GIVEN INSTRUCTION — Retype the whole listing below, character for character.

(Lines of data)
>> Start

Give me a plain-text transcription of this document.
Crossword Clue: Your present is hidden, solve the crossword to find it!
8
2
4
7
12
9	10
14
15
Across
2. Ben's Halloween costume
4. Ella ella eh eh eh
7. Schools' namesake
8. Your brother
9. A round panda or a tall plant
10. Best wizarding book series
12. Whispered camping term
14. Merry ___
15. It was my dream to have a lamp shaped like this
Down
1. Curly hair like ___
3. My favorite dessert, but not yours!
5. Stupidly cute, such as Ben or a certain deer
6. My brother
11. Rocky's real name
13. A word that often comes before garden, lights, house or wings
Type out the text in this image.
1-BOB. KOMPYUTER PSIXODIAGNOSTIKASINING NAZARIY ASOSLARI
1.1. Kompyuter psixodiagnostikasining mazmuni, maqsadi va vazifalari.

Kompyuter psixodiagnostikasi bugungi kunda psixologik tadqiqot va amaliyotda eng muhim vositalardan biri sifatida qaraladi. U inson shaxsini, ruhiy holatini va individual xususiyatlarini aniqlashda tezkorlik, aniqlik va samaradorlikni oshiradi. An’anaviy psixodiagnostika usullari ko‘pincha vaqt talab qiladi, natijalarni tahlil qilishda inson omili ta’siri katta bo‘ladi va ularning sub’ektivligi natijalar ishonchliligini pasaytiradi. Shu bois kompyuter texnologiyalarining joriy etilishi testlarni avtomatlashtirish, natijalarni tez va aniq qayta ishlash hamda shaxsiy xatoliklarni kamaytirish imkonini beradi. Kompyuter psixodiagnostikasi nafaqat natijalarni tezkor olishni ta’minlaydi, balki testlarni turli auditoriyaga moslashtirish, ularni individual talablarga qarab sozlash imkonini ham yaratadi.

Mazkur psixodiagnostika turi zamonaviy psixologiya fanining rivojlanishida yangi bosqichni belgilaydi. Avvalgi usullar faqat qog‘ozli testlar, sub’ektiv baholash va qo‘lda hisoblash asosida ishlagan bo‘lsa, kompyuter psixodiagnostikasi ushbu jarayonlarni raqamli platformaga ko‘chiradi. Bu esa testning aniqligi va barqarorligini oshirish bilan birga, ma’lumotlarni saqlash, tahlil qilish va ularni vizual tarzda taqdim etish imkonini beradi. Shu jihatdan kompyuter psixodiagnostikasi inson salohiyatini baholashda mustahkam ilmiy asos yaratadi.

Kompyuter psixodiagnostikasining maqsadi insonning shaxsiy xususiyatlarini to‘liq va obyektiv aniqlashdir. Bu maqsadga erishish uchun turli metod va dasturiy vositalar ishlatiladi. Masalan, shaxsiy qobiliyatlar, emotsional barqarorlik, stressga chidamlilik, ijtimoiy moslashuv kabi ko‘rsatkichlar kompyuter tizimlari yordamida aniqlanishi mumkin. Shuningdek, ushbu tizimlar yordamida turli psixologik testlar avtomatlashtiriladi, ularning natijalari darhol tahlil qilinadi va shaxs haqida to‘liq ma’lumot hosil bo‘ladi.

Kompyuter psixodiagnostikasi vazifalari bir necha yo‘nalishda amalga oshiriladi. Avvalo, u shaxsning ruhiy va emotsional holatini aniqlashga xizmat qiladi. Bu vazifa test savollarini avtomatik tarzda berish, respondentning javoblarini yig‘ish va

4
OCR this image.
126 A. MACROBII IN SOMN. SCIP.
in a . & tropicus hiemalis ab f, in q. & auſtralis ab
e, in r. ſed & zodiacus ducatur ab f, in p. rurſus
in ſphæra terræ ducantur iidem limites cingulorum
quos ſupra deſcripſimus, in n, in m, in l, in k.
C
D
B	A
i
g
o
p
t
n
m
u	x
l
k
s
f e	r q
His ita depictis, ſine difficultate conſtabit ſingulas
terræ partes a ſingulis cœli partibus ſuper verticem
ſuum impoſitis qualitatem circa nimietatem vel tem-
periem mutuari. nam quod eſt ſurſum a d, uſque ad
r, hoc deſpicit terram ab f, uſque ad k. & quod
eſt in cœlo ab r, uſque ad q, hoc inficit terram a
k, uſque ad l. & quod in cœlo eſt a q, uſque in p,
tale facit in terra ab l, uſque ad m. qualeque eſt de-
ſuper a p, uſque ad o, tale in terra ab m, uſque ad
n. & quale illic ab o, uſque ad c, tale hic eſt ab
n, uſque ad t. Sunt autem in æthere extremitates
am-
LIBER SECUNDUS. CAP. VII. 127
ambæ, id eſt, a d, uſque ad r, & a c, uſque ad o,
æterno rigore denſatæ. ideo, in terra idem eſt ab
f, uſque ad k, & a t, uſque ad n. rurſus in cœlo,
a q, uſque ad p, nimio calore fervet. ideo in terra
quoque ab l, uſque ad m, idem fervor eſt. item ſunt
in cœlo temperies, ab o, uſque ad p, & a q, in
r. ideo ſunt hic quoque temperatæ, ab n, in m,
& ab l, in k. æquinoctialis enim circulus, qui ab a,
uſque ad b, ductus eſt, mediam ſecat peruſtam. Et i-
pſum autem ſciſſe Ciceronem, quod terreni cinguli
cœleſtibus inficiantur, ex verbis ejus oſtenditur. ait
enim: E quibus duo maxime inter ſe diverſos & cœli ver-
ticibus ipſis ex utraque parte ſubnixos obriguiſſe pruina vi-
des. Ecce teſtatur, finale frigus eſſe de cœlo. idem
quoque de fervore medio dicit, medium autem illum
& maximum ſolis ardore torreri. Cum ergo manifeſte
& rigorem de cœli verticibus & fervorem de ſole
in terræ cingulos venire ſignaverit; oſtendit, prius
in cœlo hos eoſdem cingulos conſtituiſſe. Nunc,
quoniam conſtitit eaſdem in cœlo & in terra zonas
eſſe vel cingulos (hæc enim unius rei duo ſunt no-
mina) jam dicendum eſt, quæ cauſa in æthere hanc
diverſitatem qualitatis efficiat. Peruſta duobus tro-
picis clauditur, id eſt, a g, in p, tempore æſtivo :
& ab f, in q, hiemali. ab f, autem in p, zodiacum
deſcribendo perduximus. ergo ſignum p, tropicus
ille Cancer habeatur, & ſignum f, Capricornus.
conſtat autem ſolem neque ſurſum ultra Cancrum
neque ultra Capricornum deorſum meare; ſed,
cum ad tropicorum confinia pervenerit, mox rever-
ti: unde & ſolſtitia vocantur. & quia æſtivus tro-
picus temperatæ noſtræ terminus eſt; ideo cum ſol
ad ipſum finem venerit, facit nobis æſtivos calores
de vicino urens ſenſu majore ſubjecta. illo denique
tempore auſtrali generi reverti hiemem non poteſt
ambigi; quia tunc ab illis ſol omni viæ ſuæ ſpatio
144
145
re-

>> End

WRITTEN RESPONSE —
Give me a plain-text transcription of this document.
Crossword Clue: Your present is hidden, solve the crossword to find it!
8
2
4
7
12
9	10
14
15
Across
2. Ben's Halloween costume
4. Ella ella eh eh eh
7. Schools' namesake
8. Your brother
9. A round panda or a tall plant
10. Best wizarding book series
12. Whispered camping term
14. Merry ___
15. It was my dream to have a lamp shaped like this
Down
1. Curly hair like ___
3. My favorite dessert, but not yours!
5. Stupidly cute, such as Ben or a certain deer
6. My brother
11. Rocky's real name
13. A word that often comes before garden, lights, house or wings
Type out the text in this image.
1-BOB. KOMPYUTER PSIXODIAGNOSTIKASINING NAZARIY ASOSLARI
1.1. Kompyuter psixodiagnostikasining mazmuni, maqsadi va vazifalari.

Kompyuter psixodiagnostikasi bugungi kunda psixologik tadqiqot va amaliyotda eng muhim vositalardan biri sifatida qaraladi. U inson shaxsini, ruhiy holatini va individual xususiyatlarini aniqlashda tezkorlik, aniqlik va samaradorlikni oshiradi. An’anaviy psixodiagnostika usullari ko‘pincha vaqt talab qiladi, natijalarni tahlil qilishda inson omili ta’siri katta bo‘ladi va ularning sub’ektivligi natijalar ishonchliligini pasaytiradi. Shu bois kompyuter texnologiyalarining joriy etilishi testlarni avtomatlashtirish, natijalarni tez va aniq qayta ishlash hamda shaxsiy xatoliklarni kamaytirish imkonini beradi. Kompyuter psixodiagnostikasi nafaqat natijalarni tezkor olishni ta’minlaydi, balki testlarni turli auditoriyaga moslashtirish, ularni individual talablarga qarab sozlash imkonini ham yaratadi.

Mazkur psixodiagnostika turi zamonaviy psixologiya fanining rivojlanishida yangi bosqichni belgilaydi. Avvalgi usullar faqat qog‘ozli testlar, sub’ektiv baholash va qo‘lda hisoblash asosida ishlagan bo‘lsa, kompyuter psixodiagnostikasi ushbu jarayonlarni raqamli platformaga ko‘chiradi. Bu esa testning aniqligi va barqarorligini oshirish bilan birga, ma’lumotlarni saqlash, tahlil qilish va ularni vizual tarzda taqdim etish imkonini beradi. Shu jihatdan kompyuter psixodiagnostikasi inson salohiyatini baholashda mustahkam ilmiy asos yaratadi.

Kompyuter psixodiagnostikasining maqsadi insonning shaxsiy xususiyatlarini to‘liq va obyektiv aniqlashdir. Bu maqsadga erishish uchun turli metod va dasturiy vositalar ishlatiladi. Masalan, shaxsiy qobiliyatlar, emotsional barqarorlik, stressga chidamlilik, ijtimoiy moslashuv kabi ko‘rsatkichlar kompyuter tizimlari yordamida aniqlanishi mumkin. Shuningdek, ushbu tizimlar yordamida turli psixologik testlar avtomatlashtiriladi, ularning natijalari darhol tahlil qilinadi va shaxs haqida to‘liq ma’lumot hosil bo‘ladi.

Kompyuter psixodiagnostikasi vazifalari bir necha yo‘nalishda amalga oshiriladi. Avvalo, u shaxsning ruhiy va emotsional holatini aniqlashga xizmat qiladi. Bu vazifa test savollarini avtomatik tarzda berish, respondentning javoblarini yig‘ish va

4
OCR this image.
126 A. MACROBII IN SOMN. SCIP.
in a . & tropicus hiemalis ab f, in q. & auſtralis ab
e, in r. ſed & zodiacus ducatur ab f, in p. rurſus
in ſphæra terræ ducantur iidem limites cingulorum
quos ſupra deſcripſimus, in n, in m, in l, in k.
C
D
B	A
i
g
o
p
t
n
m
u	x
l
k
s
f e	r q
His ita depictis, ſine difficultate conſtabit ſingulas
terræ partes a ſingulis cœli partibus ſuper verticem
ſuum impoſitis qualitatem circa nimietatem vel tem-
periem mutuari. nam quod eſt ſurſum a d, uſque ad
r, hoc deſpicit terram ab f, uſque ad k. & quod
eſt in cœlo ab r, uſque ad q, hoc inficit terram a
k, uſque ad l. & quod in cœlo eſt a q, uſque in p,
tale facit in terra ab l, uſque ad m. qualeque eſt de-
ſuper a p, uſque ad o, tale in terra ab m, uſque ad
n. & quale illic ab o, uſque ad c, tale hic eſt ab
n, uſque ad t. Sunt autem in æthere extremitates
am-
LIBER SECUNDUS. CAP. VII. 127
ambæ, id eſt, a d, uſque ad r, & a c, uſque ad o,
æterno rigore denſatæ. ideo, in terra idem eſt ab
f, uſque ad k, & a t, uſque ad n. rurſus in cœlo,
a q, uſque ad p, nimio calore fervet. ideo in terra
quoque ab l, uſque ad m, idem fervor eſt. item ſunt
in cœlo temperies, ab o, uſque ad p, & a q, in
r. ideo ſunt hic quoque temperatæ, ab n, in m,
& ab l, in k. æquinoctialis enim circulus, qui ab a,
uſque ad b, ductus eſt, mediam ſecat peruſtam. Et i-
pſum autem ſciſſe Ciceronem, quod terreni cinguli
cœleſtibus inficiantur, ex verbis ejus oſtenditur. ait
enim: E quibus duo maxime inter ſe diverſos & cœli ver-
ticibus ipſis ex utraque parte ſubnixos obriguiſſe pruina vi-
des. Ecce teſtatur, finale frigus eſſe de cœlo. idem
quoque de fervore medio dicit, medium autem illum
& maximum ſolis ardore torreri. Cum ergo manifeſte
& rigorem de cœli verticibus & fervorem de ſole
in terræ cingulos venire ſignaverit; oſtendit, prius
in cœlo hos eoſdem cingulos conſtituiſſe. Nunc,
quoniam conſtitit eaſdem in cœlo & in terra zonas
eſſe vel cingulos (hæc enim unius rei duo ſunt no-
mina) jam dicendum eſt, quæ cauſa in æthere hanc
diverſitatem qualitatis efficiat. Peruſta duobus tro-
picis clauditur, id eſt, a g, in p, tempore æſtivo :
& ab f, in q, hiemali. ab f, autem in p, zodiacum
deſcribendo perduximus. ergo ſignum p, tropicus
ille Cancer habeatur, & ſignum f, Capricornus.
conſtat autem ſolem neque ſurſum ultra Cancrum
neque ultra Capricornum deorſum meare; ſed,
cum ad tropicorum confinia pervenerit, mox rever-
ti: unde & ſolſtitia vocantur. & quia æſtivus tro-
picus temperatæ noſtræ terminus eſt; ideo cum ſol
ad ipſum finem venerit, facit nobis æſtivos calores
de vicino urens ſenſu majore ſubjecta. illo denique
tempore auſtrali generi reverti hiemem non poteſt
ambigi; quia tunc ab illis ſol omni viæ ſuæ ſpatio
144
145
re-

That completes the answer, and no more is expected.